### RECORDS PROVIDED ###
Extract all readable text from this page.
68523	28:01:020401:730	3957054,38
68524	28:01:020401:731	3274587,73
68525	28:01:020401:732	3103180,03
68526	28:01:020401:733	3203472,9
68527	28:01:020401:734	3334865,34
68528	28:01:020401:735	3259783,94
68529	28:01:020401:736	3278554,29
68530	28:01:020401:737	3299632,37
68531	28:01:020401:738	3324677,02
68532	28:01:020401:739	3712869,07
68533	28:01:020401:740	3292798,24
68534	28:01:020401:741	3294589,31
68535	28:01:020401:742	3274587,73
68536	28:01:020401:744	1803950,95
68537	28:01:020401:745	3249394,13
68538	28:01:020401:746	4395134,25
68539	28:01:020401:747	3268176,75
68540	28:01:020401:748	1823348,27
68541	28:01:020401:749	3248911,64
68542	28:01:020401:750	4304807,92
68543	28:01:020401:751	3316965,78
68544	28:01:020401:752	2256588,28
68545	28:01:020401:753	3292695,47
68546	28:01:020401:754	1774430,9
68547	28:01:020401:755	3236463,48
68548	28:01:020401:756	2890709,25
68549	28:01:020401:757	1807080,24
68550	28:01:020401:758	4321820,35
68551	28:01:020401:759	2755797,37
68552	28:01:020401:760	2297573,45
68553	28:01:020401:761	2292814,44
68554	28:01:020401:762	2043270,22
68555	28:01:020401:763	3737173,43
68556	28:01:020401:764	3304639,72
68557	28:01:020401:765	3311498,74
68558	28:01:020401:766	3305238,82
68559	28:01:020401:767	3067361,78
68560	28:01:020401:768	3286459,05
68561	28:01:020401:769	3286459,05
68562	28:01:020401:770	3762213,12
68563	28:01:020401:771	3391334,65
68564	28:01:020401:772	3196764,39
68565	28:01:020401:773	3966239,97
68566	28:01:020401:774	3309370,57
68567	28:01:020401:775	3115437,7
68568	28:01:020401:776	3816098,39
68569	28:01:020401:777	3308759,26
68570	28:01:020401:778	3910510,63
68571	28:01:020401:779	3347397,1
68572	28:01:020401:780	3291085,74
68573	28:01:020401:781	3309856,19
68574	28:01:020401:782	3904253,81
###
▸ **WRITTEN REQUEST**: Would you write down every record again, exactly?

▸ **THE ANSWER**:
Extract all readable text from this page.
68523	28:01:020401:730	3957054,38
68524	28:01:020401:731	3274587,73
68525	28:01:020401:732	3103180,03
68526	28:01:020401:733	3203472,9
68527	28:01:020401:734	3334865,34
68528	28:01:020401:735	3259783,94
68529	28:01:020401:736	3278554,29
68530	28:01:020401:737	3299632,37
68531	28:01:020401:738	3324677,02
68532	28:01:020401:739	3712869,07
68533	28:01:020401:740	3292798,24
68534	28:01:020401:741	3294589,31
68535	28:01:020401:742	3274587,73
68536	28:01:020401:744	1803950,95
68537	28:01:020401:745	3249394,13
68538	28:01:020401:746	4395134,25
68539	28:01:020401:747	3268176,75
68540	28:01:020401:748	1823348,27
68541	28:01:020401:749	3248911,64
68542	28:01:020401:750	4304807,92
68543	28:01:020401:751	3316965,78
68544	28:01:020401:752	2256588,28
68545	28:01:020401:753	3292695,47
68546	28:01:020401:754	1774430,9
68547	28:01:020401:755	3236463,48
68548	28:01:020401:756	2890709,25
68549	28:01:020401:757	1807080,24
68550	28:01:020401:758	4321820,35
68551	28:01:020401:759	2755797,37
68552	28:01:020401:760	2297573,45
68553	28:01:020401:761	2292814,44
68554	28:01:020401:762	2043270,22
68555	28:01:020401:763	3737173,43
68556	28:01:020401:764	3304639,72
68557	28:01:020401:765	3311498,74
68558	28:01:020401:766	3305238,82
68559	28:01:020401:767	3067361,78
68560	28:01:020401:768	3286459,05
68561	28:01:020401:769	3286459,05
68562	28:01:020401:770	3762213,12
68563	28:01:020401:771	3391334,65
68564	28:01:020401:772	3196764,39
68565	28:01:020401:773	3966239,97
68566	28:01:020401:774	3309370,57
68567	28:01:020401:775	3115437,7
68568	28:01:020401:776	3816098,39
68569	28:01:020401:777	3308759,26
68570	28:01:020401:778	3910510,63
68571	28:01:020401:779	3347397,1
68572	28:01:020401:780	3291085,74
68573	28:01:020401:781	3309856,19
68574	28:01:020401:782	3904253,81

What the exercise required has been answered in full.